***** Records for this task

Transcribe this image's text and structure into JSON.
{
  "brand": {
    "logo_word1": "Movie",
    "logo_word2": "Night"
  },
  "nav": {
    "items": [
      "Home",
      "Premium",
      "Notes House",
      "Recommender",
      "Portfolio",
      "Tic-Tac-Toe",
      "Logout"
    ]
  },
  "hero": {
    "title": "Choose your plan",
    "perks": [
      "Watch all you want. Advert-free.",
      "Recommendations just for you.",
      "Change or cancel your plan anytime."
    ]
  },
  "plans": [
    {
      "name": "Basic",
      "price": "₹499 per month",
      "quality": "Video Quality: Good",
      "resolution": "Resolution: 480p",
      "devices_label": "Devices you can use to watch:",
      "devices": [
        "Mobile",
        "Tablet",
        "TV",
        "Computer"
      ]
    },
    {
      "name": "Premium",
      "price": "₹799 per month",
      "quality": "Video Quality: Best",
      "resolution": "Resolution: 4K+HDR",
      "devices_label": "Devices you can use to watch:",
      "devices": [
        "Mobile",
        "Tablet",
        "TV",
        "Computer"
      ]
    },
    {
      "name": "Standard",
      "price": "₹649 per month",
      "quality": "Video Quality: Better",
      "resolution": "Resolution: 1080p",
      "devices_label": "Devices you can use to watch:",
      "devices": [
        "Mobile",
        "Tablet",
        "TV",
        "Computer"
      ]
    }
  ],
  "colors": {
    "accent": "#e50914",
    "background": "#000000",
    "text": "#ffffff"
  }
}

**********

Filter out every line that lacks the word "quality", and copy the rest.

      "quality": "Video Quality: Good",
      "quality": "Video Quality: Best",
      "quality": "Video Quality: Better",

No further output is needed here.